_Directions for this task_:
Copy out each line of the material below with no changes.

_Task input_:
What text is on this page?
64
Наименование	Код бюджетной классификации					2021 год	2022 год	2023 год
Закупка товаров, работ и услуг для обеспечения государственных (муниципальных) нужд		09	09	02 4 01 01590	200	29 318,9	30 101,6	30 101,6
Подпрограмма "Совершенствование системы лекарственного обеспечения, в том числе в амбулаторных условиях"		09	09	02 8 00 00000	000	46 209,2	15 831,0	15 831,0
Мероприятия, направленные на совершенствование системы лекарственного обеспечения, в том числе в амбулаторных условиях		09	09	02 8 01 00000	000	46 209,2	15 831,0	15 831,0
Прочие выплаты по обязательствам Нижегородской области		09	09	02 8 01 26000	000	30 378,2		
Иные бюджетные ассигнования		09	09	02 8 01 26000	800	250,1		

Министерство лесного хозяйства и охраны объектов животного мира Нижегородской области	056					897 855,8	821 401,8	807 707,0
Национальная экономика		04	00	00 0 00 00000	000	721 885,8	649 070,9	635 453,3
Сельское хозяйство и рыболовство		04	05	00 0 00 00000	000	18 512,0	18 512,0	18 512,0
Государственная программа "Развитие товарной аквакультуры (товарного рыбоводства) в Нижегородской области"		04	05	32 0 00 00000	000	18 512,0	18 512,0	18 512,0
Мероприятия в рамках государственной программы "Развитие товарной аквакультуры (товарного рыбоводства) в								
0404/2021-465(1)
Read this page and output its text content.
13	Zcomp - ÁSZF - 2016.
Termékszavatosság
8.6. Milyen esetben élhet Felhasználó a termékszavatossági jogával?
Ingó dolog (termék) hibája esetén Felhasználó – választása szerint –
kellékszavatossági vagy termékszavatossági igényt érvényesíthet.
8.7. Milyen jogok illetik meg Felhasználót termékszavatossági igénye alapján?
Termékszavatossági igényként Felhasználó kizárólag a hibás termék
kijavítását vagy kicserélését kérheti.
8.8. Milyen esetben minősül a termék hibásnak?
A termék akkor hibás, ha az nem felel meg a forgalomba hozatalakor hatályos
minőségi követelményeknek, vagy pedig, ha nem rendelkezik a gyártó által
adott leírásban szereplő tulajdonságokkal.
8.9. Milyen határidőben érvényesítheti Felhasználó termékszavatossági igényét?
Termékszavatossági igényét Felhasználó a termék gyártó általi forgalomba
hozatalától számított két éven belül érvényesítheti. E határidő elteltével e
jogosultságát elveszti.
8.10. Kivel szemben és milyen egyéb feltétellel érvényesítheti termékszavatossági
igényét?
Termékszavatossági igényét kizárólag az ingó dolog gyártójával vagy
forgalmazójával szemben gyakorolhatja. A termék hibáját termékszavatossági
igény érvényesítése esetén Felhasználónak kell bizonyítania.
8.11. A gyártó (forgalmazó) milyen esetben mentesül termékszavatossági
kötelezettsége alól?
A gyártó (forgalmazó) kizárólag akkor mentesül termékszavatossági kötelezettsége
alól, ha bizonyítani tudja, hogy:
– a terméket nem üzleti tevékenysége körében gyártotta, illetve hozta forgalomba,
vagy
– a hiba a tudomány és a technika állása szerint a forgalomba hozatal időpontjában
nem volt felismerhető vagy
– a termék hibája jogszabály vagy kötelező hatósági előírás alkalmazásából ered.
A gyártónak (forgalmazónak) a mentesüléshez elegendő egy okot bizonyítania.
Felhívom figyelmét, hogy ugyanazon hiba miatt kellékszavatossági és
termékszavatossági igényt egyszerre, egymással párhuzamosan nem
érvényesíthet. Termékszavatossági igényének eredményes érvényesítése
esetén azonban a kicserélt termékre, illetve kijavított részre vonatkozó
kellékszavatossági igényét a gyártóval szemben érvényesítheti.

_Answer for the task_:
What text is on this page?
64
Наименование	Код бюджетной классификации					2021 год	2022 год	2023 год
Закупка товаров, работ и услуг для обеспечения государственных (муниципальных) нужд		09	09	02 4 01 01590	200	29 318,9	30 101,6	30 101,6
Подпрограмма "Совершенствование системы лекарственного обеспечения, в том числе в амбулаторных условиях"		09	09	02 8 00 00000	000	46 209,2	15 831,0	15 831,0
Мероприятия, направленные на совершенствование системы лекарственного обеспечения, в том числе в амбулаторных условиях		09	09	02 8 01 00000	000	46 209,2	15 831,0	15 831,0
Прочие выплаты по обязательствам Нижегородской области		09	09	02 8 01 26000	000	30 378,2		
Иные бюджетные ассигнования		09	09	02 8 01 26000	800	250,1		

Министерство лесного хозяйства и охраны объектов животного мира Нижегородской области	056					897 855,8	821 401,8	807 707,0
Национальная экономика		04	00	00 0 00 00000	000	721 885,8	649 070,9	635 453,3
Сельское хозяйство и рыболовство		04	05	00 0 00 00000	000	18 512,0	18 512,0	18 512,0
Государственная программа "Развитие товарной аквакультуры (товарного рыбоводства) в Нижегородской области"		04	05	32 0 00 00000	000	18 512,0	18 512,0	18 512,0
Мероприятия в рамках государственной программы "Развитие товарной аквакультуры (товарного рыбоводства) в								
0404/2021-465(1)
Read this page and output its text content.
13	Zcomp - ÁSZF - 2016.
Termékszavatosság
8.6. Milyen esetben élhet Felhasználó a termékszavatossági jogával?
Ingó dolog (termék) hibája esetén Felhasználó – választása szerint –
kellékszavatossági vagy termékszavatossági igényt érvényesíthet.
8.7. Milyen jogok illetik meg Felhasználót termékszavatossági igénye alapján?
Termékszavatossági igényként Felhasználó kizárólag a hibás termék
kijavítását vagy kicserélését kérheti.
8.8. Milyen esetben minősül a termék hibásnak?
A termék akkor hibás, ha az nem felel meg a forgalomba hozatalakor hatályos
minőségi követelményeknek, vagy pedig, ha nem rendelkezik a gyártó által
adott leírásban szereplő tulajdonságokkal.
8.9. Milyen határidőben érvényesítheti Felhasználó termékszavatossági igényét?
Termékszavatossági igényét Felhasználó a termék gyártó általi forgalomba
hozatalától számított két éven belül érvényesítheti. E határidő elteltével e
jogosultságát elveszti.
8.10. Kivel szemben és milyen egyéb feltétellel érvényesítheti termékszavatossági
igényét?
Termékszavatossági igényét kizárólag az ingó dolog gyártójával vagy
forgalmazójával szemben gyakorolhatja. A termék hibáját termékszavatossági
igény érvényesítése esetén Felhasználónak kell bizonyítania.
8.11. A gyártó (forgalmazó) milyen esetben mentesül termékszavatossági
kötelezettsége alól?
A gyártó (forgalmazó) kizárólag akkor mentesül termékszavatossági kötelezettsége
alól, ha bizonyítani tudja, hogy:
– a terméket nem üzleti tevékenysége körében gyártotta, illetve hozta forgalomba,
vagy
– a hiba a tudomány és a technika állása szerint a forgalomba hozatal időpontjában
nem volt felismerhető vagy
– a termék hibája jogszabály vagy kötelező hatósági előírás alkalmazásából ered.
A gyártónak (forgalmazónak) a mentesüléshez elegendő egy okot bizonyítania.
Felhívom figyelmét, hogy ugyanazon hiba miatt kellékszavatossági és
termékszavatossági igényt egyszerre, egymással párhuzamosan nem
érvényesíthet. Termékszavatossági igényének eredményes érvényesítése
esetén azonban a kicserélt termékre, illetve kijavított részre vonatkozó
kellékszavatossági igényét a gyártóval szemben érvényesítheti.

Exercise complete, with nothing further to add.